Find the word "glycoprotein" in the listing below. Copy every line that has it.

▼

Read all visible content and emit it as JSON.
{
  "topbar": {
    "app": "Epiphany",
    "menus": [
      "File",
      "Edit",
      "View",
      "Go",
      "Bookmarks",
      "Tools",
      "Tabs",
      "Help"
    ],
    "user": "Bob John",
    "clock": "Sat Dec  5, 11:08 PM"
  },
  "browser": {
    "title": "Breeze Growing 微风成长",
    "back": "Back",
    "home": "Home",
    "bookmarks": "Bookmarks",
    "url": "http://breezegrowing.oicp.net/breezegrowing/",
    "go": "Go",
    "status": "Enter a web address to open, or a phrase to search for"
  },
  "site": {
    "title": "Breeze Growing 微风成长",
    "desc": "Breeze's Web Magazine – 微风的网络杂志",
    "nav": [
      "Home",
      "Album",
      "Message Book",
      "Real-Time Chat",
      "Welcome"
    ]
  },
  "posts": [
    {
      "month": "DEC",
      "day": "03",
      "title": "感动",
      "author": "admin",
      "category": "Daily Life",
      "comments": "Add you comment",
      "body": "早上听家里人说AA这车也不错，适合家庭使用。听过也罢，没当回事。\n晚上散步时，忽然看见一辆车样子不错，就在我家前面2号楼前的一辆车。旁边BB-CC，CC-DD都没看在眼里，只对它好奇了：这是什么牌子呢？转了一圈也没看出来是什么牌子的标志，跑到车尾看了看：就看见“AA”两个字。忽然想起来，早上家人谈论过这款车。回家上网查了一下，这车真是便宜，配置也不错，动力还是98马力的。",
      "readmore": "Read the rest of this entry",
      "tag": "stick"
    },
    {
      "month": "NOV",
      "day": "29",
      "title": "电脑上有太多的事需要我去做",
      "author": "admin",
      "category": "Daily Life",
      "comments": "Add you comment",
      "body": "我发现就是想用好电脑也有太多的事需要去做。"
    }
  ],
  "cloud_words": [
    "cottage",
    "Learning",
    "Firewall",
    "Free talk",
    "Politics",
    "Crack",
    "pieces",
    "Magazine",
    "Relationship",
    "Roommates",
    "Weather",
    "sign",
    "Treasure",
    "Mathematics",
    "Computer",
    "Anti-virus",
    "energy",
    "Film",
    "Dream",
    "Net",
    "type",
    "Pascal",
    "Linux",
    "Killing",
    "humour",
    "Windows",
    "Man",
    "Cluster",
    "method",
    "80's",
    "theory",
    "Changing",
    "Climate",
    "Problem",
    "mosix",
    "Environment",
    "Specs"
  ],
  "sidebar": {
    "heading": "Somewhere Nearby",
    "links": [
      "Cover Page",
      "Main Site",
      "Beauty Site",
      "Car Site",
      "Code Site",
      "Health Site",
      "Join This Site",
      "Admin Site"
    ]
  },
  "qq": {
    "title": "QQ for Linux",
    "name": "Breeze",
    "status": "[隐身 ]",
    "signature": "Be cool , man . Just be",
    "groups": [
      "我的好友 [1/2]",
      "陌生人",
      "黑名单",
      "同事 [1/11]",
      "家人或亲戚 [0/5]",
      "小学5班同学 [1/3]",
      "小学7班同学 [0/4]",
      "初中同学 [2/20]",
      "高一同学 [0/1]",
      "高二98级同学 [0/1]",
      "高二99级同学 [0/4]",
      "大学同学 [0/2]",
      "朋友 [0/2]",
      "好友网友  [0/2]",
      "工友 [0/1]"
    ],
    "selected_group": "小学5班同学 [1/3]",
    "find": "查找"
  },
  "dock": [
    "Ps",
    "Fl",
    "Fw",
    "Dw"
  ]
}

▲
▼

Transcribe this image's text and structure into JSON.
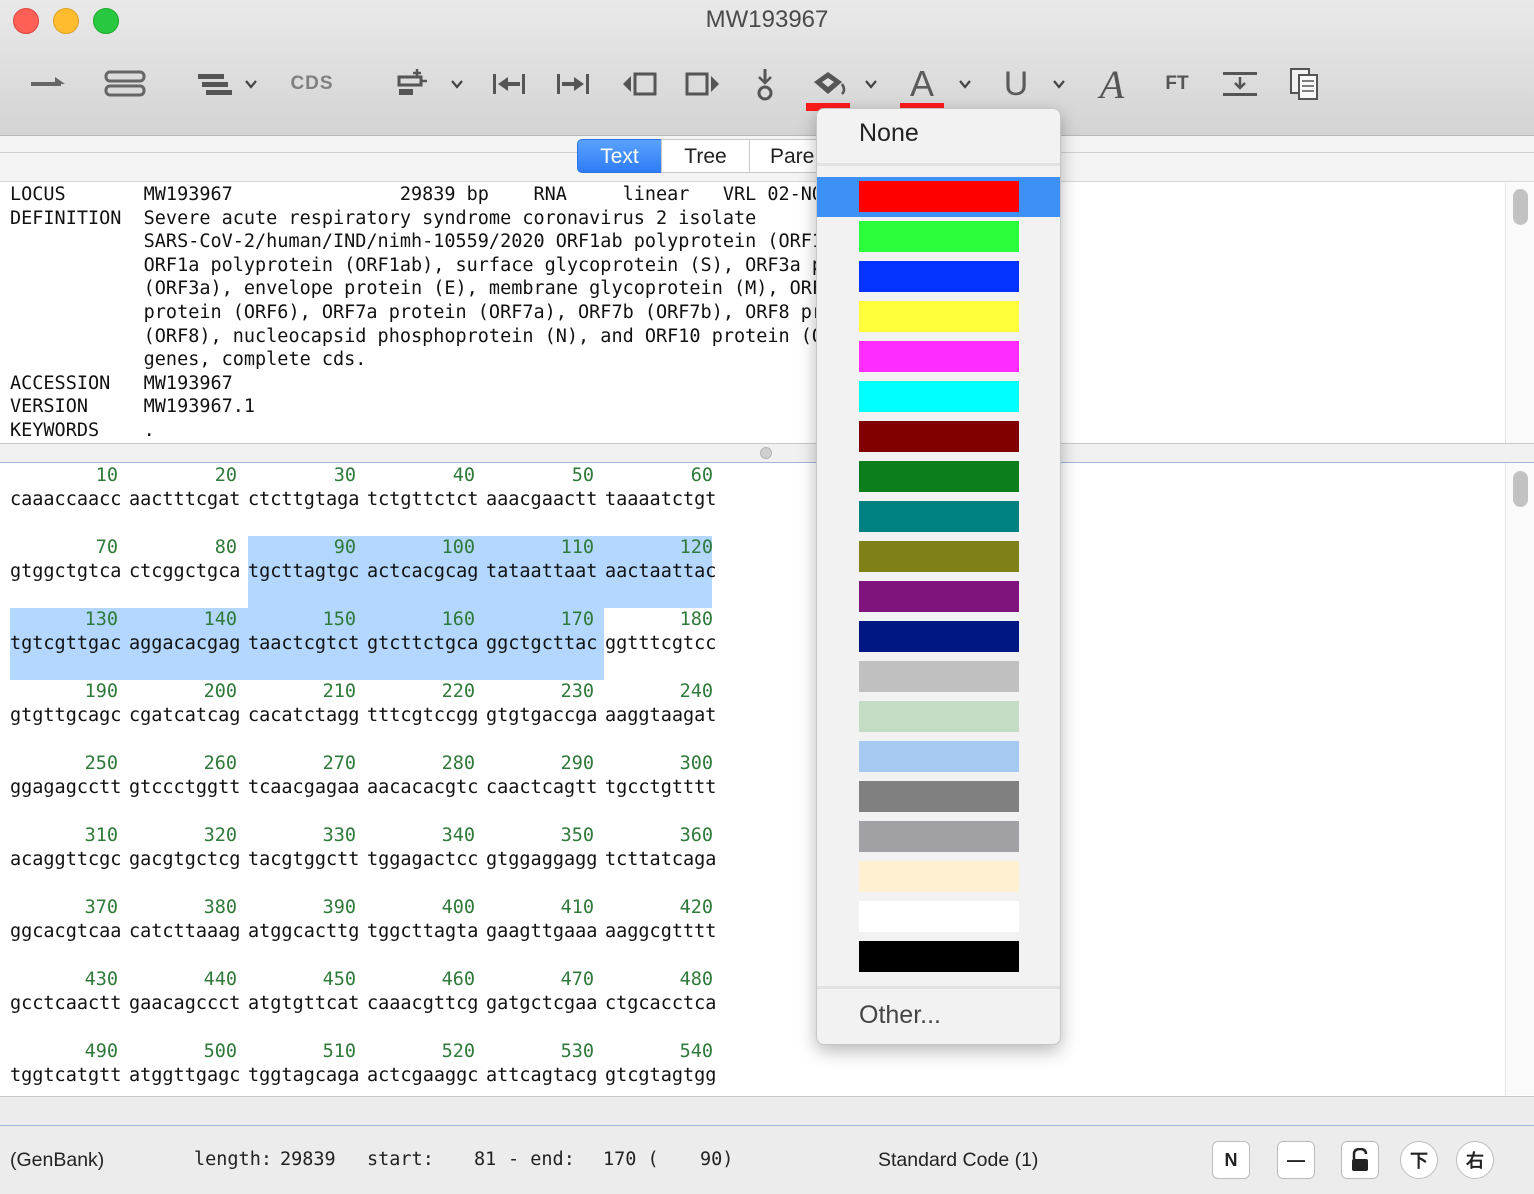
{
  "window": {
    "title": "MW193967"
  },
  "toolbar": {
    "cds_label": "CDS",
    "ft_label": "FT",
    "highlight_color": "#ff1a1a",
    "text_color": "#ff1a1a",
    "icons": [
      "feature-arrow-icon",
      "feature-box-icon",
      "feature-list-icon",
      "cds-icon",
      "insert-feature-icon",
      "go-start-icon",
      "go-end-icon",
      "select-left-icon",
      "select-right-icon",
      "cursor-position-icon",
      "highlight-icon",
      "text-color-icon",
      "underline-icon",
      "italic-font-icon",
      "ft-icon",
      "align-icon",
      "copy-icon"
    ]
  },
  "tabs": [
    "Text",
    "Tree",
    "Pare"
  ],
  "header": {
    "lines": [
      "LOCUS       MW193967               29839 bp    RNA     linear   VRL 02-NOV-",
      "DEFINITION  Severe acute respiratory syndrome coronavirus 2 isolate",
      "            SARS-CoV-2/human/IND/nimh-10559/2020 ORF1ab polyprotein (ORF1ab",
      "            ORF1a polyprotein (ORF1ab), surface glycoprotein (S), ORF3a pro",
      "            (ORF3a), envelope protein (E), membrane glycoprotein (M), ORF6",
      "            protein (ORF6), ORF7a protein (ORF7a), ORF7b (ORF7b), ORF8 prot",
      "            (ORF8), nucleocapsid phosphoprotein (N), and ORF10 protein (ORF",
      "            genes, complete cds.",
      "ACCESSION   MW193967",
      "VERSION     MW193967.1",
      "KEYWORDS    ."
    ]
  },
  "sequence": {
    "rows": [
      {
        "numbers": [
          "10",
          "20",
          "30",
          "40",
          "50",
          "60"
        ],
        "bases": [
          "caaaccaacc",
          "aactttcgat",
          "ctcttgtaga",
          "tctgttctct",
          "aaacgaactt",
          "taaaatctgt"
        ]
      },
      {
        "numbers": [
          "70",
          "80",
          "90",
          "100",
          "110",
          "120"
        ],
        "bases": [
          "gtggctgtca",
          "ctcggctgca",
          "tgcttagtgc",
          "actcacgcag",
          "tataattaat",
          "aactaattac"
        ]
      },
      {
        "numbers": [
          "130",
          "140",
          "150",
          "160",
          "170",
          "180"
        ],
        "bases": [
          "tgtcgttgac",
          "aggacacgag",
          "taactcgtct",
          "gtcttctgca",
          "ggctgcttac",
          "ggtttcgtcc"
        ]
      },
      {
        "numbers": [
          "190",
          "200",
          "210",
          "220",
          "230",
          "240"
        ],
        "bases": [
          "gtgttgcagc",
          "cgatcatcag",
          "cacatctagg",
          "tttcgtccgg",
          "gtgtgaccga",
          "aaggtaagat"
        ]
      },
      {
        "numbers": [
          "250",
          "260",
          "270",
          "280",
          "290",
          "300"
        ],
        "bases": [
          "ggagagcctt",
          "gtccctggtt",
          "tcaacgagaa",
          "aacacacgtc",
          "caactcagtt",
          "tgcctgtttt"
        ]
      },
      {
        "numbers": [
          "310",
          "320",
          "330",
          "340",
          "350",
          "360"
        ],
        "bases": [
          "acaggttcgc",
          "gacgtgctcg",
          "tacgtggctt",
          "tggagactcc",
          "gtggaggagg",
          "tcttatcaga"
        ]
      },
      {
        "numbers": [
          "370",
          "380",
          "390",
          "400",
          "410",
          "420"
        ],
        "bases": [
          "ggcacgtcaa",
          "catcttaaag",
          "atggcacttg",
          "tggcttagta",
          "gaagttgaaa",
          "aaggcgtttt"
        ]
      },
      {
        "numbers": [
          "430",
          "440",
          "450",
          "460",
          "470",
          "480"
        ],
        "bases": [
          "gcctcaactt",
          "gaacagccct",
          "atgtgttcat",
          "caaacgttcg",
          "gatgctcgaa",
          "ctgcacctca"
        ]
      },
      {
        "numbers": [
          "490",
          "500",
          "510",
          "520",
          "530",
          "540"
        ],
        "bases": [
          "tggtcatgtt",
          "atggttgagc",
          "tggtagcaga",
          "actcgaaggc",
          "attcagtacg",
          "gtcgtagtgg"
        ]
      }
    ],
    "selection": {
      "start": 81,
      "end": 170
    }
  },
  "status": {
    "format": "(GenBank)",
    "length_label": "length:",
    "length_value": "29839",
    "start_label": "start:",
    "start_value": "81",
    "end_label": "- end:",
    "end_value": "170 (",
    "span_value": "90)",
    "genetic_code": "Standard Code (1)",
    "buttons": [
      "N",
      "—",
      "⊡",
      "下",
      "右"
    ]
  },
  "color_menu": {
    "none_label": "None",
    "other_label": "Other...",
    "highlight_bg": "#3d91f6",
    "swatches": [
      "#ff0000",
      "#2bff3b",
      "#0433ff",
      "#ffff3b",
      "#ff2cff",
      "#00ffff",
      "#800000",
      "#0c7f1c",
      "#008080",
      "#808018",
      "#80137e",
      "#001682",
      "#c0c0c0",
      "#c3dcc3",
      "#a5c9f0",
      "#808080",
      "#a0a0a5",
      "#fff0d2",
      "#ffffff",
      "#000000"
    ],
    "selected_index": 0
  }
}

▲
▼

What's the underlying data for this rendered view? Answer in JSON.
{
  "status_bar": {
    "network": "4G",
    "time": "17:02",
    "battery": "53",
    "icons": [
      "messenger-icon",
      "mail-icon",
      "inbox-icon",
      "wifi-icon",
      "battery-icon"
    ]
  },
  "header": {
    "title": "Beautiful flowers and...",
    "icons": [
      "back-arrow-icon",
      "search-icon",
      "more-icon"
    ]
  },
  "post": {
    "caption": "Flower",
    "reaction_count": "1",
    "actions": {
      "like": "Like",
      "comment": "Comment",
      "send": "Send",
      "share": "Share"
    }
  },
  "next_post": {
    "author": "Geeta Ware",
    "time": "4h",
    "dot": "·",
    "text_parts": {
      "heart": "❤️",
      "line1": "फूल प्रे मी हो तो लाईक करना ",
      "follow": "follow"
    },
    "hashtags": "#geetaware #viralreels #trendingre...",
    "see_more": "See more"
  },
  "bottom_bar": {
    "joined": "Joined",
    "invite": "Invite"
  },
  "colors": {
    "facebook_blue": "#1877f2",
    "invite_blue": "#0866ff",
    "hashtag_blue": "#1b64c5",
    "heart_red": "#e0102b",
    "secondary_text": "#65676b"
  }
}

▲

## The answer
      "            ORF1a polyprotein (ORF1ab), surface glycoprotein (S), ORF3a pro",
      "            (ORF3a), envelope protein (E), membrane glycoprotein (M), ORF6",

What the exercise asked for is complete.